- What needs to be done -
From the listing below, extract each line containing the string "Enter".

- Listing -
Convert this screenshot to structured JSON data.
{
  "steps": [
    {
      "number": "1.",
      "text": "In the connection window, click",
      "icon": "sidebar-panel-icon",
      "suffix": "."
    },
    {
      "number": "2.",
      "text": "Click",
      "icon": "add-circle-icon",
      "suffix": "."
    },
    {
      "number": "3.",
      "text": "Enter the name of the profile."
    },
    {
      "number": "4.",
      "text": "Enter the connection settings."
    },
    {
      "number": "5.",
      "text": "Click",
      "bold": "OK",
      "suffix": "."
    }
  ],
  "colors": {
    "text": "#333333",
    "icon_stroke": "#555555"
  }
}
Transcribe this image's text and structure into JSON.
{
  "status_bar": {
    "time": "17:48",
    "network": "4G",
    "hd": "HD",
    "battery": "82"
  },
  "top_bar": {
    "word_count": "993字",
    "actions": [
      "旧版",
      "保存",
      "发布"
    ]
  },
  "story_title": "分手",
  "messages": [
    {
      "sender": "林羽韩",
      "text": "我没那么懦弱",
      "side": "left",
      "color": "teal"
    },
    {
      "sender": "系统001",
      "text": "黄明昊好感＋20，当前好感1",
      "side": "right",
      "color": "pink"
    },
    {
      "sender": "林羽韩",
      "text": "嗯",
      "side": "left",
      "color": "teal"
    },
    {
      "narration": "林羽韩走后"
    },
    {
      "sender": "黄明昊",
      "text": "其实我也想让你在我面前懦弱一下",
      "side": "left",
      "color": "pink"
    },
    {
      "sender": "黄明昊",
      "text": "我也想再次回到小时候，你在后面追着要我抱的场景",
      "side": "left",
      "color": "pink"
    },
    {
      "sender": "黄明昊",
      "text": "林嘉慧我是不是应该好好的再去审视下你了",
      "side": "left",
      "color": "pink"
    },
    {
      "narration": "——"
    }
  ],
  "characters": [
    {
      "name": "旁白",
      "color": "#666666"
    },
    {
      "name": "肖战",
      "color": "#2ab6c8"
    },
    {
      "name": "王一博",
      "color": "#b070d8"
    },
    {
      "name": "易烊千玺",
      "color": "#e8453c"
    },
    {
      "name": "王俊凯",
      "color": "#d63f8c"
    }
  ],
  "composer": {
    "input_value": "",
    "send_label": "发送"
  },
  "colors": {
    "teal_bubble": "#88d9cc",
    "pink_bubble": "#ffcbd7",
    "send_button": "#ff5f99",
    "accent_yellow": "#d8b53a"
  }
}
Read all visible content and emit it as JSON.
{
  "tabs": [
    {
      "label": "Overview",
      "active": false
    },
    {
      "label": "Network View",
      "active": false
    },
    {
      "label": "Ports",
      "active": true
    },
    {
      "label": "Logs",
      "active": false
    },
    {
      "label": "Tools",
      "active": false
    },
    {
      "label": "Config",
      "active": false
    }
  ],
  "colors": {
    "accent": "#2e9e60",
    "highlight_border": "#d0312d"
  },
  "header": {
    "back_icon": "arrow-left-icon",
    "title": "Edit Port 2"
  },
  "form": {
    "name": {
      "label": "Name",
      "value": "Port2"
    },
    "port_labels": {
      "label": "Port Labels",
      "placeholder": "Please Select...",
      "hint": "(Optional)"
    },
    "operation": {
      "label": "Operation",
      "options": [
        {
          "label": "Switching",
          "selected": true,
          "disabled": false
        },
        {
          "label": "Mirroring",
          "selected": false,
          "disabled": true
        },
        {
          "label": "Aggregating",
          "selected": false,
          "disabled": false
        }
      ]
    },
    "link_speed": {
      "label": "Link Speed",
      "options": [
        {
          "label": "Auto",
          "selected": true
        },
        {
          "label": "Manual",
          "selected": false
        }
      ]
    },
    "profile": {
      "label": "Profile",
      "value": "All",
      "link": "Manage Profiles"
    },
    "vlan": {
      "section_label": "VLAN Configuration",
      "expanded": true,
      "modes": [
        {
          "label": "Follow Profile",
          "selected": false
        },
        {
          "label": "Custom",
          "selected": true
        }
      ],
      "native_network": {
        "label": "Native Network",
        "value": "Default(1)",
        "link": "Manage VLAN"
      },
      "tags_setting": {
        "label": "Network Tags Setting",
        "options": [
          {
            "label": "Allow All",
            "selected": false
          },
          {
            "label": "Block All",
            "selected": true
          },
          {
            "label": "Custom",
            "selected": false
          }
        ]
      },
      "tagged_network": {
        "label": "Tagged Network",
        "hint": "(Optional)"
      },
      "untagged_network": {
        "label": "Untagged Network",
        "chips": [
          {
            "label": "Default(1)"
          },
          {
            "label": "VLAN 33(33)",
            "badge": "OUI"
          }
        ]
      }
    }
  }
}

- Task response -
      "text": "Enter the name of the profile."
      "text": "Enter the connection settings."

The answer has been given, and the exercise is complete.